§ **Given exercise**
Can you retype every record below exactly as written?

§ **Records for processing**
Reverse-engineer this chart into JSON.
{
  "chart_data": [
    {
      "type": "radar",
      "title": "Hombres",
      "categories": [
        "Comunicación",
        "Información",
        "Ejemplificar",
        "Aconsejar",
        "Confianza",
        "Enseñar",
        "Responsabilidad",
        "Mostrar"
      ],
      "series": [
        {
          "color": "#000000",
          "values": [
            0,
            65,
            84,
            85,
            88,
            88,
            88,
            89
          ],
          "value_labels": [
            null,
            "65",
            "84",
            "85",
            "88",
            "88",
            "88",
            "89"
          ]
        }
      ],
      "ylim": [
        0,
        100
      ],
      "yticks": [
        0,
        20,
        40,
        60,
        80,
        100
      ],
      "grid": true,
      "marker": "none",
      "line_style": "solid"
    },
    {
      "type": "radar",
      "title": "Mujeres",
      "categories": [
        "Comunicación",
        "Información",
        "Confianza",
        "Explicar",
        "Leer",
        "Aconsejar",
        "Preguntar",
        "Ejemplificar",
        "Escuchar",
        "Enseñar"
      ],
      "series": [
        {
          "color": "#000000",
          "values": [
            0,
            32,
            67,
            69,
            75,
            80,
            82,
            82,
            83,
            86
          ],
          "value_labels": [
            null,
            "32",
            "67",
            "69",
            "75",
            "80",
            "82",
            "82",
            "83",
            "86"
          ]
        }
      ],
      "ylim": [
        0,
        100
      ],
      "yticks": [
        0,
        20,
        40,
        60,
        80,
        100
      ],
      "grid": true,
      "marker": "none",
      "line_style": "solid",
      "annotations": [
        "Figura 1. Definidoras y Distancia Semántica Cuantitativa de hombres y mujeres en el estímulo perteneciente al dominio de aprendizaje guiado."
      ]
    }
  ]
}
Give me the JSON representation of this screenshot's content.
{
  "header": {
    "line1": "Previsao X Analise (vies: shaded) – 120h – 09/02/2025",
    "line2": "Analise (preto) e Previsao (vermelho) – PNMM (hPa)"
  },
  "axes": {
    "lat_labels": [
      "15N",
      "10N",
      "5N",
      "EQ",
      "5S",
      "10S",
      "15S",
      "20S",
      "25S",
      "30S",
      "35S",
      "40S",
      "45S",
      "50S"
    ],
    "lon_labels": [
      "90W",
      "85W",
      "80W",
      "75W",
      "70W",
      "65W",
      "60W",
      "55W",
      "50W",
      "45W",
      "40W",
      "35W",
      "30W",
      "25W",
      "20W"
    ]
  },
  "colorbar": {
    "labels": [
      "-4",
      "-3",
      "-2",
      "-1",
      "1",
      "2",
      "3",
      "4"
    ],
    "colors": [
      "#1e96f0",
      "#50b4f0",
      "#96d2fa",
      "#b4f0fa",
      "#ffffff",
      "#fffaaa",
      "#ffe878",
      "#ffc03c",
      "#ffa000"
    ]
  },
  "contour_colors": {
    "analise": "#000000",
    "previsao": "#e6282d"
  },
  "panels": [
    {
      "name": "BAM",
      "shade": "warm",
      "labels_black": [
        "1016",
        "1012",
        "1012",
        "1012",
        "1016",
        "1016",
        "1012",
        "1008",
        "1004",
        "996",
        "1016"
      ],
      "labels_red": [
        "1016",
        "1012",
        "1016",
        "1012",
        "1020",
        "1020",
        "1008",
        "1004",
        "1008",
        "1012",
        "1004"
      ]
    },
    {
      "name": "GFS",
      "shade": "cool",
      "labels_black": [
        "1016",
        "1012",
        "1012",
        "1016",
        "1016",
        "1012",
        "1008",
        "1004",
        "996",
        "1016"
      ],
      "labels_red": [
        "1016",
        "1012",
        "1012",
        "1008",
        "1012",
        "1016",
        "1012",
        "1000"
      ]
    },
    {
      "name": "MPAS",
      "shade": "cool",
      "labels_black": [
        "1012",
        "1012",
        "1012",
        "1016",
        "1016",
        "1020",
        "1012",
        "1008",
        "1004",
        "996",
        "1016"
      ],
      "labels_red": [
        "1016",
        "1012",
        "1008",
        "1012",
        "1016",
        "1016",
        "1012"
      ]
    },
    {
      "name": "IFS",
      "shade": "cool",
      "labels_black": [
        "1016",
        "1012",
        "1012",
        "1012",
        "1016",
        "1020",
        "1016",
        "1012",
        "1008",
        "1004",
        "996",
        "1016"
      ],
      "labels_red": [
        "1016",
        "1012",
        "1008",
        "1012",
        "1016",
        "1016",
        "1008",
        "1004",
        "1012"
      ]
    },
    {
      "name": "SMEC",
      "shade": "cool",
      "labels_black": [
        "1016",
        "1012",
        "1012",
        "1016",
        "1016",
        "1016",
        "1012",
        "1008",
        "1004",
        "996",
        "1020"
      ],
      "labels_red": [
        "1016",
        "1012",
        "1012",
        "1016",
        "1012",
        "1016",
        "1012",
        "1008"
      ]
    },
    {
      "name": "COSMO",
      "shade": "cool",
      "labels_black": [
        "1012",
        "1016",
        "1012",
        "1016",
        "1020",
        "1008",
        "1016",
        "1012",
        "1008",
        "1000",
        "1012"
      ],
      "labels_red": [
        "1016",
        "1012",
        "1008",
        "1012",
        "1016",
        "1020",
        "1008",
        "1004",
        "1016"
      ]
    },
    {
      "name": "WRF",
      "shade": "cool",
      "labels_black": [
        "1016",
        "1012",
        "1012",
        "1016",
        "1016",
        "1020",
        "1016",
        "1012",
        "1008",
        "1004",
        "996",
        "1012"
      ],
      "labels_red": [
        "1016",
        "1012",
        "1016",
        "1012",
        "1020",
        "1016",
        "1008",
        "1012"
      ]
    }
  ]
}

§ **Exercise response**
Reverse-engineer this chart into JSON.
{
  "chart_data": [
    {
      "type": "radar",
      "title": "Hombres",
      "categories": [
        "Comunicación",
        "Información",
        "Ejemplificar",
        "Aconsejar",
        "Confianza",
        "Enseñar",
        "Responsabilidad",
        "Mostrar"
      ],
      "series": [
        {
          "color": "#000000",
          "values": [
            0,
            65,
            84,
            85,
            88,
            88,
            88,
            89
          ],
          "value_labels": [
            null,
            "65",
            "84",
            "85",
            "88",
            "88",
            "88",
            "89"
          ]
        }
      ],
      "ylim": [
        0,
        100
      ],
      "yticks": [
        0,
        20,
        40,
        60,
        80,
        100
      ],
      "grid": true,
      "marker": "none",
      "line_style": "solid"
    },
    {
      "type": "radar",
      "title": "Mujeres",
      "categories": [
        "Comunicación",
        "Información",
        "Confianza",
        "Explicar",
        "Leer",
        "Aconsejar",
        "Preguntar",
        "Ejemplificar",
        "Escuchar",
        "Enseñar"
      ],
      "series": [
        {
          "color": "#000000",
          "values": [
            0,
            32,
            67,
            69,
            75,
            80,
            82,
            82,
            83,
            86
          ],
          "value_labels": [
            null,
            "32",
            "67",
            "69",
            "75",
            "80",
            "82",
            "82",
            "83",
            "86"
          ]
        }
      ],
      "ylim": [
        0,
        100
      ],
      "yticks": [
        0,
        20,
        40,
        60,
        80,
        100
      ],
      "grid": true,
      "marker": "none",
      "line_style": "solid",
      "annotations": [
        "Figura 1. Definidoras y Distancia Semántica Cuantitativa de hombres y mujeres en el estímulo perteneciente al dominio de aprendizaje guiado."
      ]
    }
  ]
}
Give me the JSON representation of this screenshot's content.
{
  "header": {
    "line1": "Previsao X Analise (vies: shaded) – 120h – 09/02/2025",
    "line2": "Analise (preto) e Previsao (vermelho) – PNMM (hPa)"
  },
  "axes": {
    "lat_labels": [
      "15N",
      "10N",
      "5N",
      "EQ",
      "5S",
      "10S",
      "15S",
      "20S",
      "25S",
      "30S",
      "35S",
      "40S",
      "45S",
      "50S"
    ],
    "lon_labels": [
      "90W",
      "85W",
      "80W",
      "75W",
      "70W",
      "65W",
      "60W",
      "55W",
      "50W",
      "45W",
      "40W",
      "35W",
      "30W",
      "25W",
      "20W"
    ]
  },
  "colorbar": {
    "labels": [
      "-4",
      "-3",
      "-2",
      "-1",
      "1",
      "2",
      "3",
      "4"
    ],
    "colors": [
      "#1e96f0",
      "#50b4f0",
      "#96d2fa",
      "#b4f0fa",
      "#ffffff",
      "#fffaaa",
      "#ffe878",
      "#ffc03c",
      "#ffa000"
    ]
  },
  "contour_colors": {
    "analise": "#000000",
    "previsao": "#e6282d"
  },
  "panels": [
    {
      "name": "BAM",
      "shade": "warm",
      "labels_black": [
        "1016",
        "1012",
        "1012",
        "1012",
        "1016",
        "1016",
        "1012",
        "1008",
        "1004",
        "996",
        "1016"
      ],
      "labels_red": [
        "1016",
        "1012",
        "1016",
        "1012",
        "1020",
        "1020",
        "1008",
        "1004",
        "1008",
        "1012",
        "1004"
      ]
    },
    {
      "name": "GFS",
      "shade": "cool",
      "labels_black": [
        "1016",
        "1012",
        "1012",
        "1016",
        "1016",
        "1012",
        "1008",
        "1004",
        "996",
        "1016"
      ],
      "labels_red": [
        "1016",
        "1012",
        "1012",
        "1008",
        "1012",
        "1016",
        "1012",
        "1000"
      ]
    },
    {
      "name": "MPAS",
      "shade": "cool",
      "labels_black": [
        "1012",
        "1012",
        "1012",
        "1016",
        "1016",
        "1020",
        "1012",
        "1008",
        "1004",
        "996",
        "1016"
      ],
      "labels_red": [
        "1016",
        "1012",
        "1008",
        "1012",
        "1016",
        "1016",
        "1012"
      ]
    },
    {
      "name": "IFS",
      "shade": "cool",
      "labels_black": [
        "1016",
        "1012",
        "1012",
        "1012",
        "1016",
        "1020",
        "1016",
        "1012",
        "1008",
        "1004",
        "996",
        "1016"
      ],
      "labels_red": [
        "1016",
        "1012",
        "1008",
        "1012",
        "1016",
        "1016",
        "1008",
        "1004",
        "1012"
      ]
    },
    {
      "name": "SMEC",
      "shade": "cool",
      "labels_black": [
        "1016",
        "1012",
        "1012",
        "1016",
        "1016",
        "1016",
        "1012",
        "1008",
        "1004",
        "996",
        "1020"
      ],
      "labels_red": [
        "1016",
        "1012",
        "1012",
        "1016",
        "1012",
        "1016",
        "1012",
        "1008"
      ]
    },
    {
      "name": "COSMO",
      "shade": "cool",
      "labels_black": [
        "1012",
        "1016",
        "1012",
        "1016",
        "1020",
        "1008",
        "1016",
        "1012",
        "1008",
        "1000",
        "1012"
      ],
      "labels_red": [
        "1016",
        "1012",
        "1008",
        "1012",
        "1016",
        "1020",
        "1008",
        "1004",
        "1016"
      ]
    },
    {
      "name": "WRF",
      "shade": "cool",
      "labels_black": [
        "1016",
        "1012",
        "1012",
        "1016",
        "1016",
        "1020",
        "1016",
        "1012",
        "1008",
        "1004",
        "996",
        "1012"
      ],
      "labels_red": [
        "1016",
        "1012",
        "1016",
        "1012",
        "1020",
        "1016",
        "1008",
        "1012"
      ]
    }
  ]
}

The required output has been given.